◆ Given problem ◆
Determine how many lines of the entries contain "content". Reply with that number alone.

◆ Data records ◆
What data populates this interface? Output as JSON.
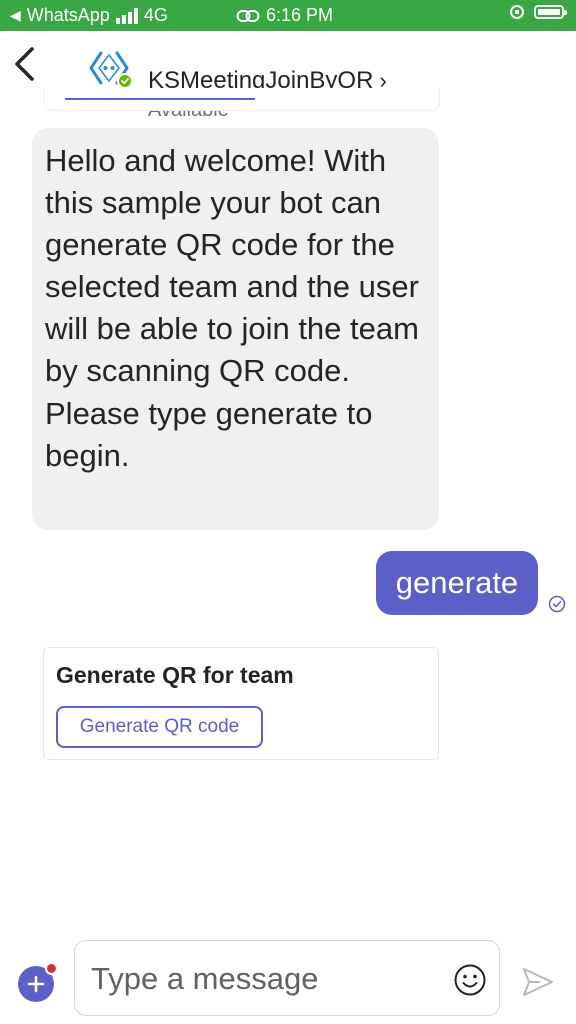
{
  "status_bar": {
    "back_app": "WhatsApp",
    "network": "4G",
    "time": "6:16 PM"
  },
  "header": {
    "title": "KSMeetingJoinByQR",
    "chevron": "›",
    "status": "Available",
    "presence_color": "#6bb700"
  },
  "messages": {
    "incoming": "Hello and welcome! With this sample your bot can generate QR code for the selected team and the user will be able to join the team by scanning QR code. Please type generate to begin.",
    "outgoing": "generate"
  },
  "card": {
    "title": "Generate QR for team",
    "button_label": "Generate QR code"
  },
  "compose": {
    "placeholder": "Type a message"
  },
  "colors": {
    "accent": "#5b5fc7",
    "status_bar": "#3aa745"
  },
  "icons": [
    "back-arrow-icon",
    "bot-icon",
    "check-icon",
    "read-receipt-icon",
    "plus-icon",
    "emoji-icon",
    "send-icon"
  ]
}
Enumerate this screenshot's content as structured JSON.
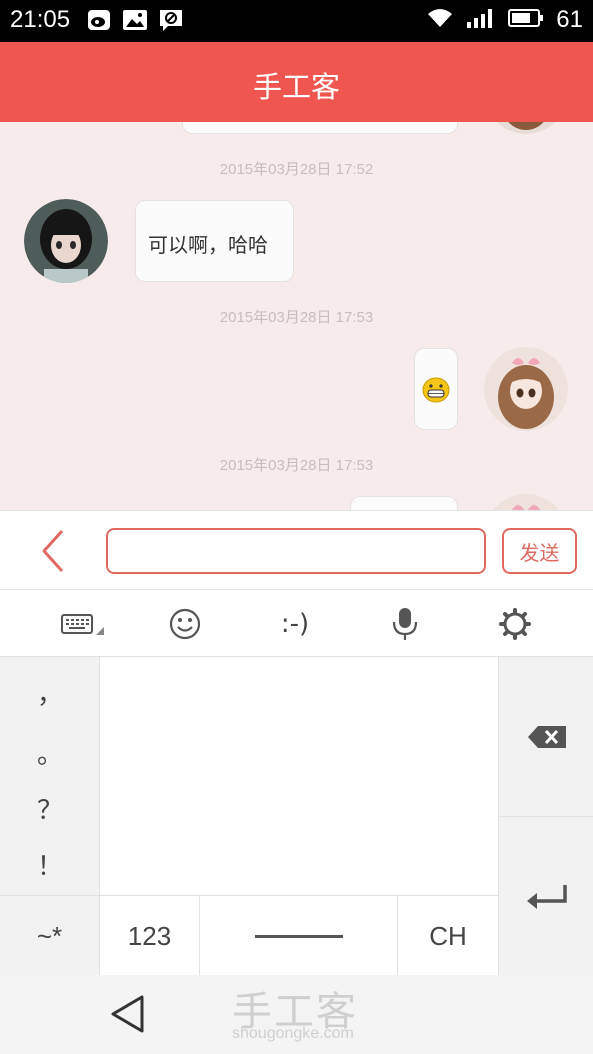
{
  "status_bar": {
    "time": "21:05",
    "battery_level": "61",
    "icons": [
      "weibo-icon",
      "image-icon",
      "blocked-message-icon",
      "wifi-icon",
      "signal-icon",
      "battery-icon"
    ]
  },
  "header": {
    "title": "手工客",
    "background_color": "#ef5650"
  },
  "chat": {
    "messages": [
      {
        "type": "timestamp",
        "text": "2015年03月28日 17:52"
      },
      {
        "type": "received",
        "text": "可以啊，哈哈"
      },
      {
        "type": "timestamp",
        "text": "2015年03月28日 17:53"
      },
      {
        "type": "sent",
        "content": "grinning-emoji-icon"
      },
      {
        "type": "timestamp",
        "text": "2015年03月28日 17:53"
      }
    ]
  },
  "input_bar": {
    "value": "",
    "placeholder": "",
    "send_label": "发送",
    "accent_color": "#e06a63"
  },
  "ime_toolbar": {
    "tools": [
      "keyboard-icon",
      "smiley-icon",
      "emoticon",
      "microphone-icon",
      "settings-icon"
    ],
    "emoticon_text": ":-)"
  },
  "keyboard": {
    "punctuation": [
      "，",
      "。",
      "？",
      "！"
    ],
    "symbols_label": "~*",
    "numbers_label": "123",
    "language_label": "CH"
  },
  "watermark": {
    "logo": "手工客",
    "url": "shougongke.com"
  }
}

◆ Output for this exercise ◆
2